Your copy must hold all of the data below, unchanged and without images.

GIVEN DATA:
********************
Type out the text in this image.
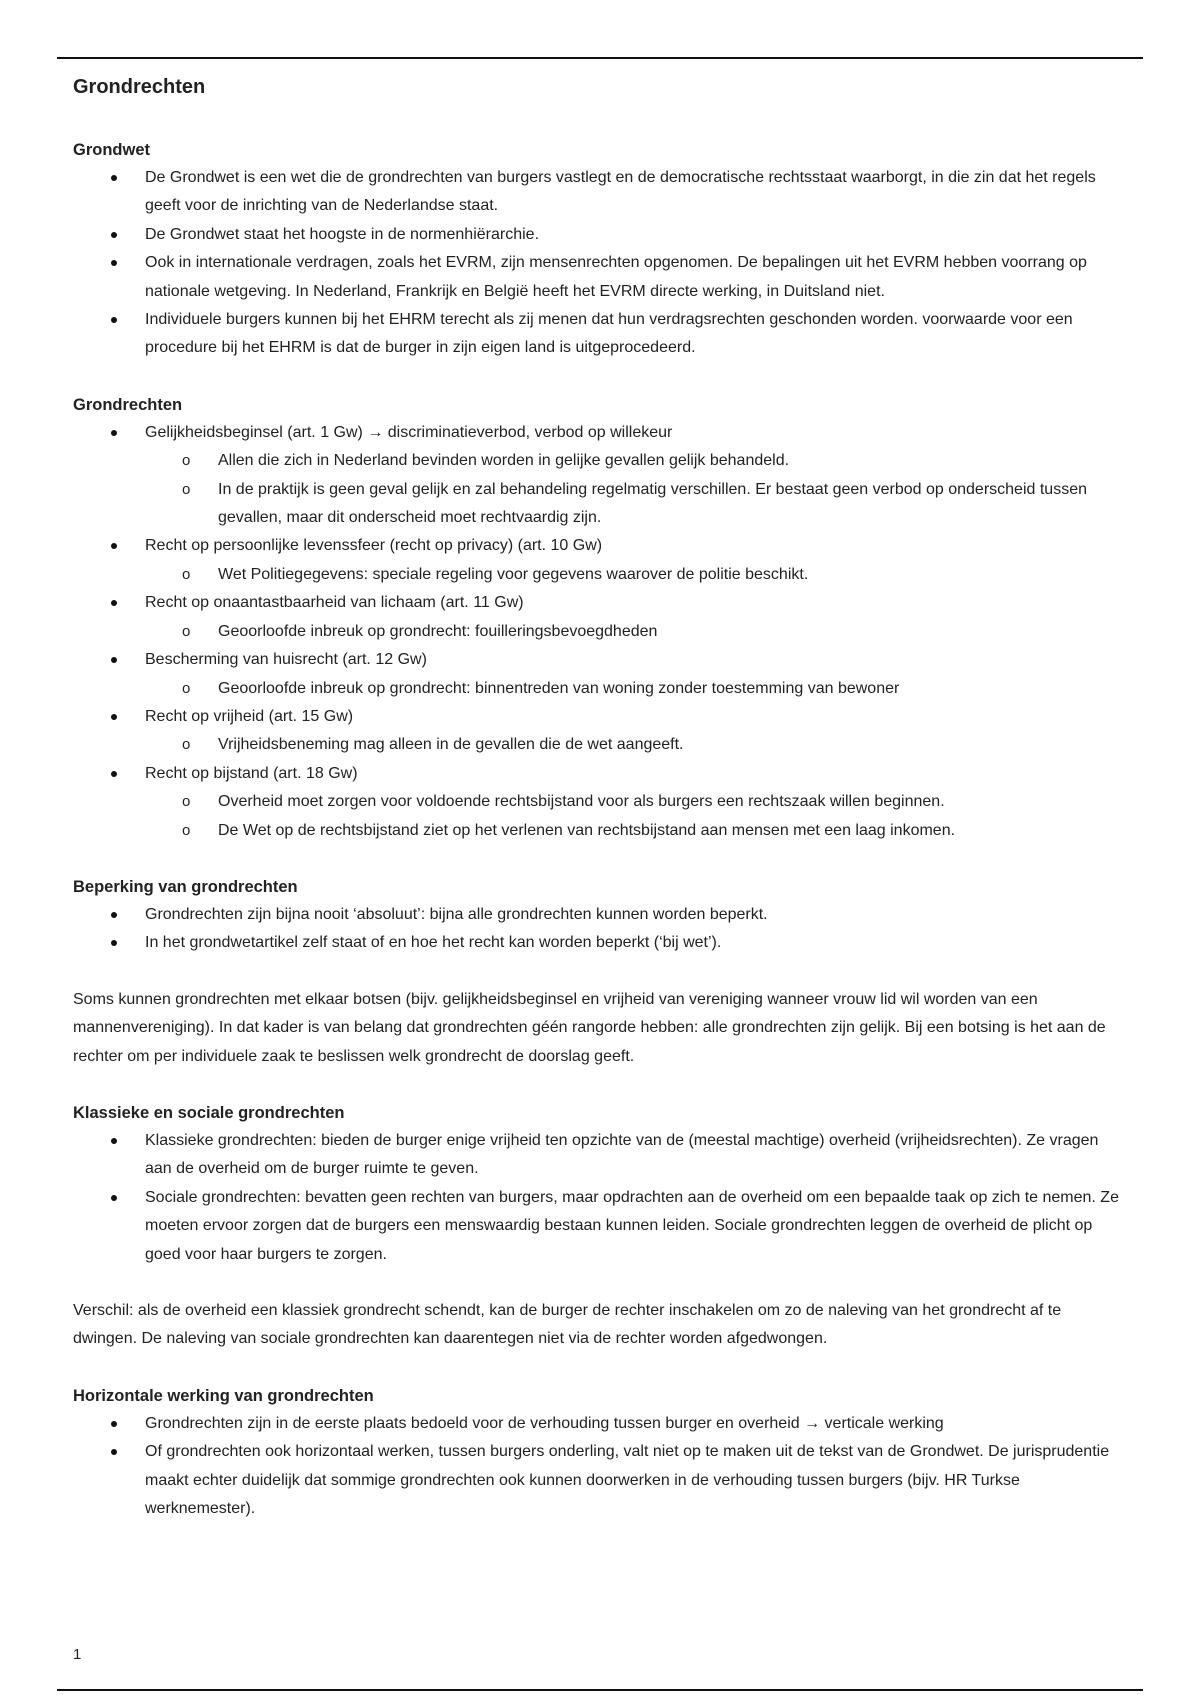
Grondrechten
Grondwet
De Grondwet is een wet die de grondrechten van burgers vastlegt en de democratische rechtsstaat waarborgt, in die zin dat het regels geeft voor de inrichting van de Nederlandse staat.
De Grondwet staat het hoogste in de normenhiërarchie.
Ook in internationale verdragen, zoals het EVRM, zijn mensenrechten opgenomen. De bepalingen uit het EVRM hebben voorrang op nationale wetgeving. In Nederland, Frankrijk en België heeft het EVRM directe werking, in Duitsland niet.
Individuele burgers kunnen bij het EHRM terecht als zij menen dat hun verdragsrechten geschonden worden. voorwaarde voor een procedure bij het EHRM is dat de burger in zijn eigen land is uitgeprocedeerd.
Grondrechten
Gelijkheidsbeginsel (art. 1 Gw) → discriminatieverbod, verbod op willekeur
o Allen die zich in Nederland bevinden worden in gelijke gevallen gelijk behandeld.
o In de praktijk is geen geval gelijk en zal behandeling regelmatig verschillen. Er bestaat geen verbod op onderscheid tussen gevallen, maar dit onderscheid moet rechtvaardig zijn.
Recht op persoonlijke levenssfeer (recht op privacy) (art. 10 Gw)
o Wet Politiegegevens: speciale regeling voor gegevens waarover de politie beschikt.
Recht op onaantastbaarheid van lichaam (art. 11 Gw)
o Geoorloofde inbreuk op grondrecht: fouilleringsbevoegdheden
Bescherming van huisrecht (art. 12 Gw)
o Geoorloofde inbreuk op grondrecht: binnentreden van woning zonder toestemming van bewoner
Recht op vrijheid (art. 15 Gw)
o Vrijheidsbeneming mag alleen in de gevallen die de wet aangeeft.
Recht op bijstand (art. 18 Gw)
o Overheid moet zorgen voor voldoende rechtsbijstand voor als burgers een rechtszaak willen beginnen.
o De Wet op de rechtsbijstand ziet op het verlenen van rechtsbijstand aan mensen met een laag inkomen.
Beperking van grondrechten
Grondrechten zijn bijna nooit ‘absoluut’: bijna alle grondrechten kunnen worden beperkt.
In het grondwetartikel zelf staat of en hoe het recht kan worden beperkt (‘bij wet’).

Soms kunnen grondrechten met elkaar botsen (bijv. gelijkheidsbeginsel en vrijheid van vereniging wanneer vrouw lid wil worden van een mannenvereniging). In dat kader is van belang dat grondrechten géén rangorde hebben: alle grondrechten zijn gelijk. Bij een botsing is het aan de rechter om per individuele zaak te beslissen welk grondrecht de doorslag geeft.

Klassieke en sociale grondrechten
Klassieke grondrechten: bieden de burger enige vrijheid ten opzichte van de (meestal machtige) overheid (vrijheidsrechten). Ze vragen aan de overheid om de burger ruimte te geven.
Sociale grondrechten: bevatten geen rechten van burgers, maar opdrachten aan de overheid om een bepaalde taak op zich te nemen. Ze moeten ervoor zorgen dat de burgers een menswaardig bestaan kunnen leiden. Sociale grondrechten leggen de overheid de plicht op goed voor haar burgers te zorgen.

Verschil: als de overheid een klassiek grondrecht schendt, kan de burger de rechter inschakelen om zo de naleving van het grondrecht af te dwingen. De naleving van sociale grondrechten kan daarentegen niet via de rechter worden afgedwongen.

Horizontale werking van grondrechten
Grondrechten zijn in de eerste plaats bedoeld voor de verhouding tussen burger en overheid → verticale werking
Of grondrechten ook horizontaal werken, tussen burgers onderling, valt niet op te maken uit de tekst van de Grondwet. De jurisprudentie maakt echter duidelijk dat sommige grondrechten ook kunnen doorwerken in de verhouding tussen burgers (bijv. HR Turkse werknemester).
1
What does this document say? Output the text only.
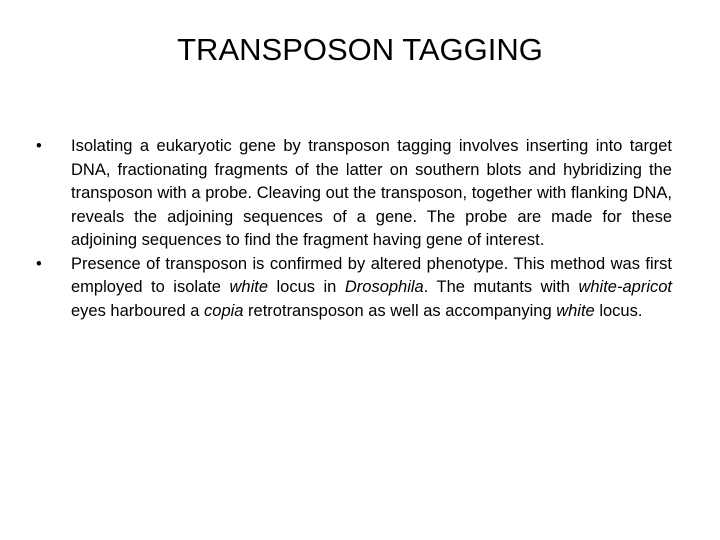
TRANSPOSON TAGGING
•	Isolating a eukaryotic gene by transposon tagging involves inserting into target DNA, fractionating fragments of the latter on southern blots and hybridizing the transposon with a probe. Cleaving out the transposon, together with flanking DNA, reveals the adjoining sequences of a gene. The probe are made for these adjoining sequences to find the fragment having gene of interest.
•	Presence of transposon is confirmed by altered phenotype. This method was first employed to isolate white locus in Drosophila. The mutants with white-apricot eyes harboured a copia retrotransposon as well as accompanying white locus.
********************
SOLUTION TO THIS EXERCISE:
Type out the text in this image.
Grondrechten
Grondwet
De Grondwet is een wet die de grondrechten van burgers vastlegt en de democratische rechtsstaat waarborgt, in die zin dat het regels geeft voor de inrichting van de Nederlandse staat.
De Grondwet staat het hoogste in de normenhiërarchie.
Ook in internationale verdragen, zoals het EVRM, zijn mensenrechten opgenomen. De bepalingen uit het EVRM hebben voorrang op nationale wetgeving. In Nederland, Frankrijk en België heeft het EVRM directe werking, in Duitsland niet.
Individuele burgers kunnen bij het EHRM terecht als zij menen dat hun verdragsrechten geschonden worden. voorwaarde voor een procedure bij het EHRM is dat de burger in zijn eigen land is uitgeprocedeerd.
Grondrechten
Gelijkheidsbeginsel (art. 1 Gw) → discriminatieverbod, verbod op willekeur
o Allen die zich in Nederland bevinden worden in gelijke gevallen gelijk behandeld.
o In de praktijk is geen geval gelijk en zal behandeling regelmatig verschillen. Er bestaat geen verbod op onderscheid tussen gevallen, maar dit onderscheid moet rechtvaardig zijn.
Recht op persoonlijke levenssfeer (recht op privacy) (art. 10 Gw)
o Wet Politiegegevens: speciale regeling voor gegevens waarover de politie beschikt.
Recht op onaantastbaarheid van lichaam (art. 11 Gw)
o Geoorloofde inbreuk op grondrecht: fouilleringsbevoegdheden
Bescherming van huisrecht (art. 12 Gw)
o Geoorloofde inbreuk op grondrecht: binnentreden van woning zonder toestemming van bewoner
Recht op vrijheid (art. 15 Gw)
o Vrijheidsbeneming mag alleen in de gevallen die de wet aangeeft.
Recht op bijstand (art. 18 Gw)
o Overheid moet zorgen voor voldoende rechtsbijstand voor als burgers een rechtszaak willen beginnen.
o De Wet op de rechtsbijstand ziet op het verlenen van rechtsbijstand aan mensen met een laag inkomen.
Beperking van grondrechten
Grondrechten zijn bijna nooit ‘absoluut’: bijna alle grondrechten kunnen worden beperkt.
In het grondwetartikel zelf staat of en hoe het recht kan worden beperkt (‘bij wet’).

Soms kunnen grondrechten met elkaar botsen (bijv. gelijkheidsbeginsel en vrijheid van vereniging wanneer vrouw lid wil worden van een mannenvereniging). In dat kader is van belang dat grondrechten géén rangorde hebben: alle grondrechten zijn gelijk. Bij een botsing is het aan de rechter om per individuele zaak te beslissen welk grondrecht de doorslag geeft.

Klassieke en sociale grondrechten
Klassieke grondrechten: bieden de burger enige vrijheid ten opzichte van de (meestal machtige) overheid (vrijheidsrechten). Ze vragen aan de overheid om de burger ruimte te geven.
Sociale grondrechten: bevatten geen rechten van burgers, maar opdrachten aan de overheid om een bepaalde taak op zich te nemen. Ze moeten ervoor zorgen dat de burgers een menswaardig bestaan kunnen leiden. Sociale grondrechten leggen de overheid de plicht op goed voor haar burgers te zorgen.

Verschil: als de overheid een klassiek grondrecht schendt, kan de burger de rechter inschakelen om zo de naleving van het grondrecht af te dwingen. De naleving van sociale grondrechten kan daarentegen niet via de rechter worden afgedwongen.

Horizontale werking van grondrechten
Grondrechten zijn in de eerste plaats bedoeld voor de verhouding tussen burger en overheid → verticale werking
Of grondrechten ook horizontaal werken, tussen burgers onderling, valt niet op te maken uit de tekst van de Grondwet. De jurisprudentie maakt echter duidelijk dat sommige grondrechten ook kunnen doorwerken in de verhouding tussen burgers (bijv. HR Turkse werknemester).
1
What does this document say? Output the text only.
TRANSPOSON TAGGING
•	Isolating a eukaryotic gene by transposon tagging involves inserting into target DNA, fractionating fragments of the latter on southern blots and hybridizing the transposon with a probe. Cleaving out the transposon, together with flanking DNA, reveals the adjoining sequences of a gene. The probe are made for these adjoining sequences to find the fragment having gene of interest.
•	Presence of transposon is confirmed by altered phenotype. This method was first employed to isolate white locus in Drosophila. The mutants with white-apricot eyes harboured a copia retrotransposon as well as accompanying white locus.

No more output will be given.